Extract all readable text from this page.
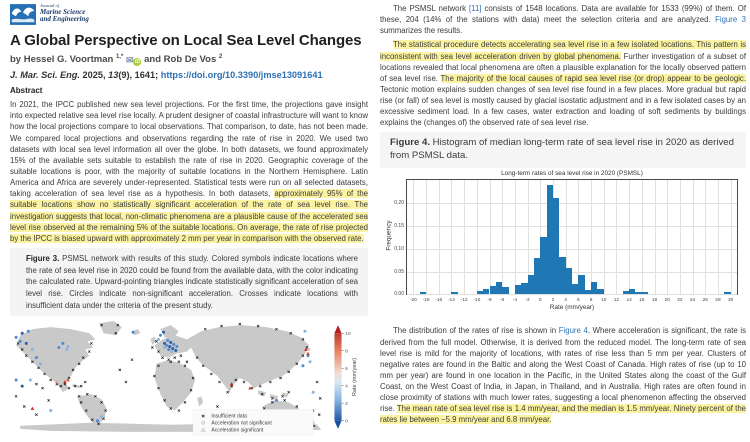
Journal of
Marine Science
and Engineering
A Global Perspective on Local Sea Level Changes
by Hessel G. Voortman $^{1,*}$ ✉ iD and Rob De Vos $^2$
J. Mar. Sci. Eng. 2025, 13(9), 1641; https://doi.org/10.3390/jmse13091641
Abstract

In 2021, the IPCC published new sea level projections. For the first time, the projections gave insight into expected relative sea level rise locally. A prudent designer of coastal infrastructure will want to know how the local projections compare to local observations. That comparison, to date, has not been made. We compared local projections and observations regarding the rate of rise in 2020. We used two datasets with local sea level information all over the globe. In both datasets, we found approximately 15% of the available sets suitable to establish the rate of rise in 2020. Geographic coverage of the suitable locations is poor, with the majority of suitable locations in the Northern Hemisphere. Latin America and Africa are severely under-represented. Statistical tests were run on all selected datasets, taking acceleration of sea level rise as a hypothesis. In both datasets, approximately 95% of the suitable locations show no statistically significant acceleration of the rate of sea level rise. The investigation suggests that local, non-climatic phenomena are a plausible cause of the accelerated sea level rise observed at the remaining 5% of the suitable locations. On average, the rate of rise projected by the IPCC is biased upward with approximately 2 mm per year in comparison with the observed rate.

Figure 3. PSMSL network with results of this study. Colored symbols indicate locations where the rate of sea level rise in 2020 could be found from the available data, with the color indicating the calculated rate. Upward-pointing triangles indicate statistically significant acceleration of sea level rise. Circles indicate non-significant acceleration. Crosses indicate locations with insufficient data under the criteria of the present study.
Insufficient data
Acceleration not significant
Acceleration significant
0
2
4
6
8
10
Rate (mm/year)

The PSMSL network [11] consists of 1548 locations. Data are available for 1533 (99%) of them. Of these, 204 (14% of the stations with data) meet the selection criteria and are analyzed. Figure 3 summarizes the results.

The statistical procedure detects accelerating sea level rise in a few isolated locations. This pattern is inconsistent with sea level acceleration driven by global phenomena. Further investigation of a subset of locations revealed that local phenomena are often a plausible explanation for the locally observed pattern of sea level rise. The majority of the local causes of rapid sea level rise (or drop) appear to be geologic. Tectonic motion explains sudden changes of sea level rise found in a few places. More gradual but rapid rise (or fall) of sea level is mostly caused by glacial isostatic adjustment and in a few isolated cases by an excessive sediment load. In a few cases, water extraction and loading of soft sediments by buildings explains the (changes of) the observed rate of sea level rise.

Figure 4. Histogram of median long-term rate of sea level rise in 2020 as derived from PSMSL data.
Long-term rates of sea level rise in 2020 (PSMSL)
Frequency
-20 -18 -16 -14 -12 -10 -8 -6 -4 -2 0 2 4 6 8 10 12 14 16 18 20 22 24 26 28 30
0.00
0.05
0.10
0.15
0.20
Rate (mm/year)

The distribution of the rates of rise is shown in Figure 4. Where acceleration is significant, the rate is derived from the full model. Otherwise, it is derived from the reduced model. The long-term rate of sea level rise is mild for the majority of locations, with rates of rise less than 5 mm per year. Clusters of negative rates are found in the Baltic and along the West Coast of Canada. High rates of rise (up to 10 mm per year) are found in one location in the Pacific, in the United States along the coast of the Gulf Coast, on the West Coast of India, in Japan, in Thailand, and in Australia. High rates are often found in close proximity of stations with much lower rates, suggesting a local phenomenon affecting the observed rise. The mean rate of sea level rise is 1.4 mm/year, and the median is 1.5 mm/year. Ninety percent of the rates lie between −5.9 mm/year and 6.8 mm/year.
•••
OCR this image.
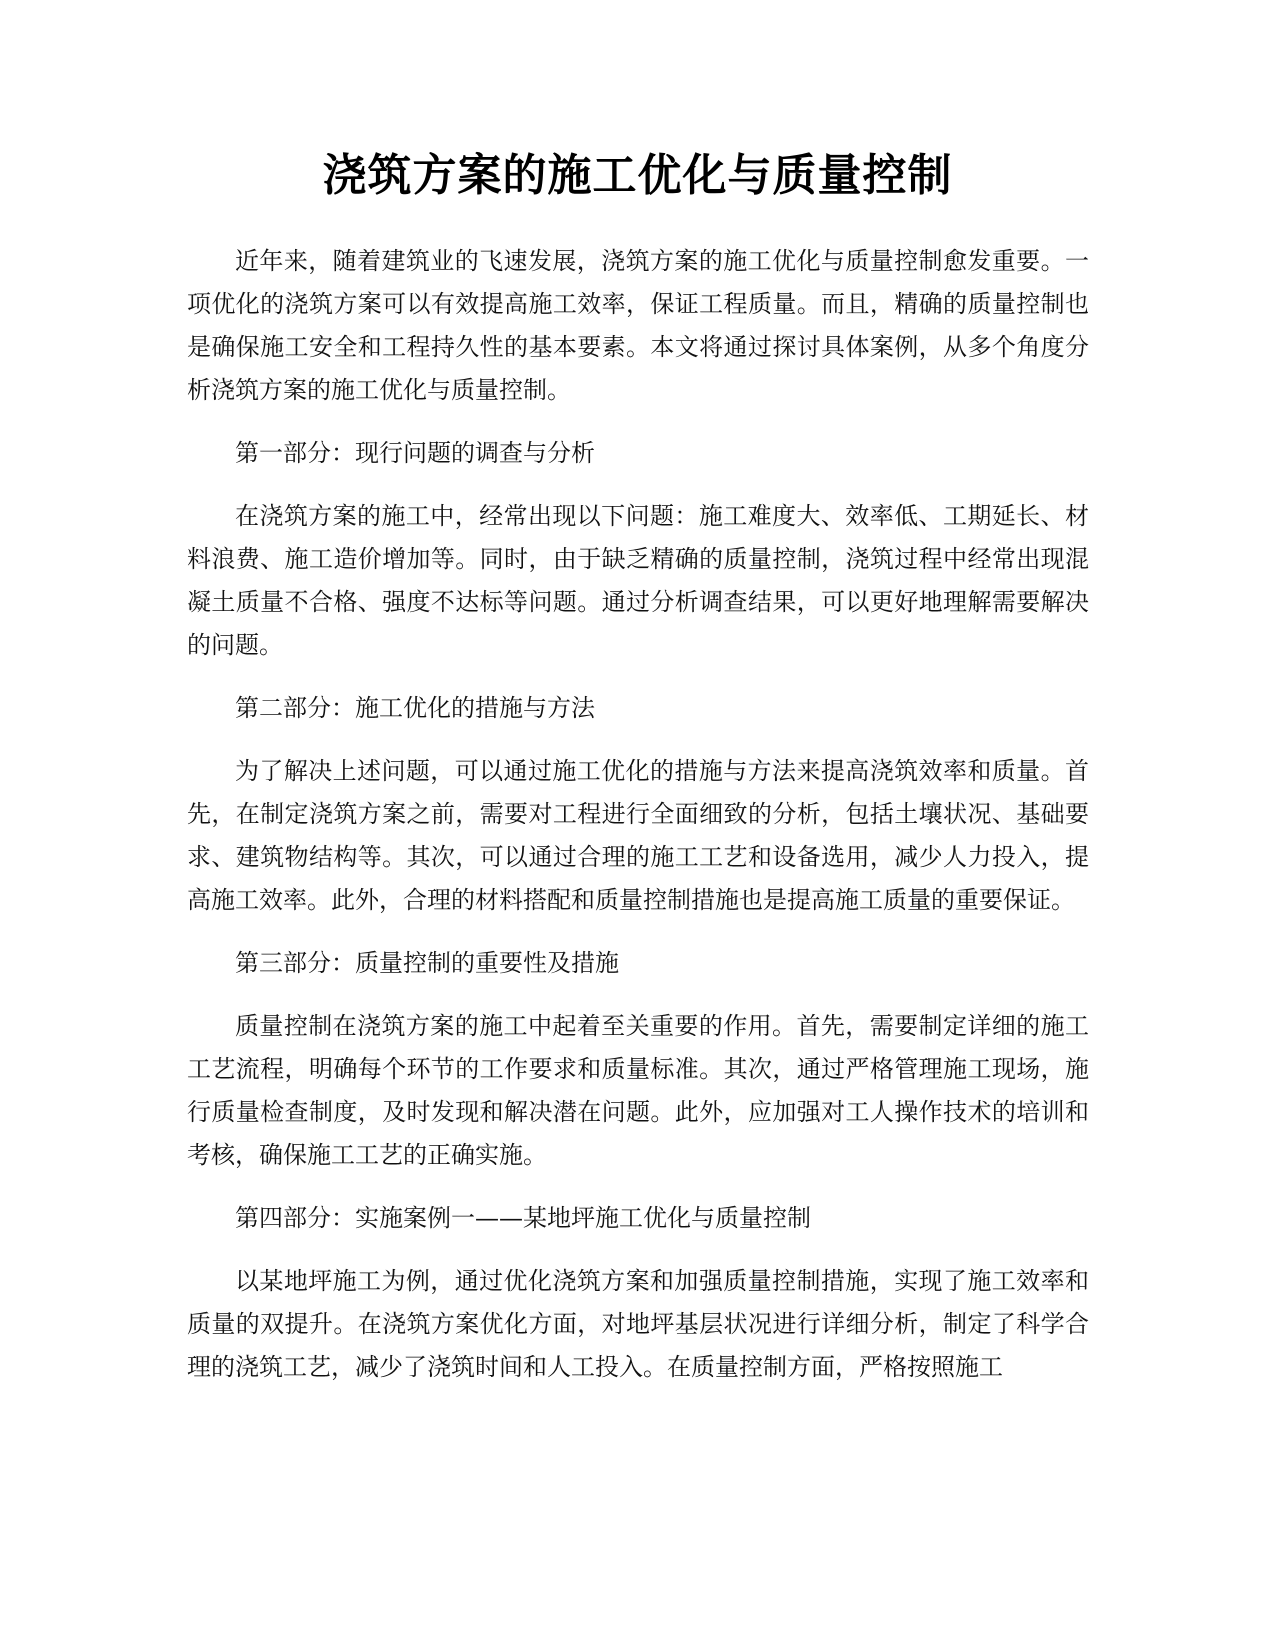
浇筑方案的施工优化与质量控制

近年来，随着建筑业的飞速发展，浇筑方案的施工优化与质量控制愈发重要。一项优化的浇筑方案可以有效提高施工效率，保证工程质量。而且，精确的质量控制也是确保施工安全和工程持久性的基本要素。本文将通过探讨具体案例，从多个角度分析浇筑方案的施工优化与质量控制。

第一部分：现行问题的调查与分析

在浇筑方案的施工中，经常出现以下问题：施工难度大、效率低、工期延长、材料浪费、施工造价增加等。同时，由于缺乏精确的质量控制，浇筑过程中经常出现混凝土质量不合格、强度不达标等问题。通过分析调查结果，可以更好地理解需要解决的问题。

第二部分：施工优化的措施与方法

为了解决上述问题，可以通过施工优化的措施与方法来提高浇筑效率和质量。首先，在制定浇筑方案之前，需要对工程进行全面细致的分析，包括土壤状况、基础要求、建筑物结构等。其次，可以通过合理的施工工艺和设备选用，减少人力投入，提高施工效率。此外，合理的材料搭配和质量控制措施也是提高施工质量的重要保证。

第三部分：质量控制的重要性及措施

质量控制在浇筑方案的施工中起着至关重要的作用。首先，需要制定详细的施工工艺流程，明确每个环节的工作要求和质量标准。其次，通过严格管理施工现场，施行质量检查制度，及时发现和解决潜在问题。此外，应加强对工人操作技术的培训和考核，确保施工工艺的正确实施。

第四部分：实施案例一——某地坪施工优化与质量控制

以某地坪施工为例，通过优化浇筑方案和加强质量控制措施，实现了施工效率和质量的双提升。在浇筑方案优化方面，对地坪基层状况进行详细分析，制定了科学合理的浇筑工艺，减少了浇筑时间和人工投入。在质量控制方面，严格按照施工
•••
**Instructions for the task**. Show every line that contains the word "results".

**Correct answer**.
Figure 3. PSMSL network with results of this study. Colored symbols indicate locations where the rate of sea level rise in 2020 could be found from the available data, with the color indicating the calculated rate. Upward-pointing triangles indicate statistically significant acceleration of sea level rise. Circles indicate non-significant acceleration. Crosses indicate locations with insufficient data under the criteria of the present study.
The PSMSL network [11] consists of 1548 locations. Data are available for 1533 (99%) of them. Of these, 204 (14% of the stations with data) meet the selection criteria and are analyzed. Figure 3 summarizes the results.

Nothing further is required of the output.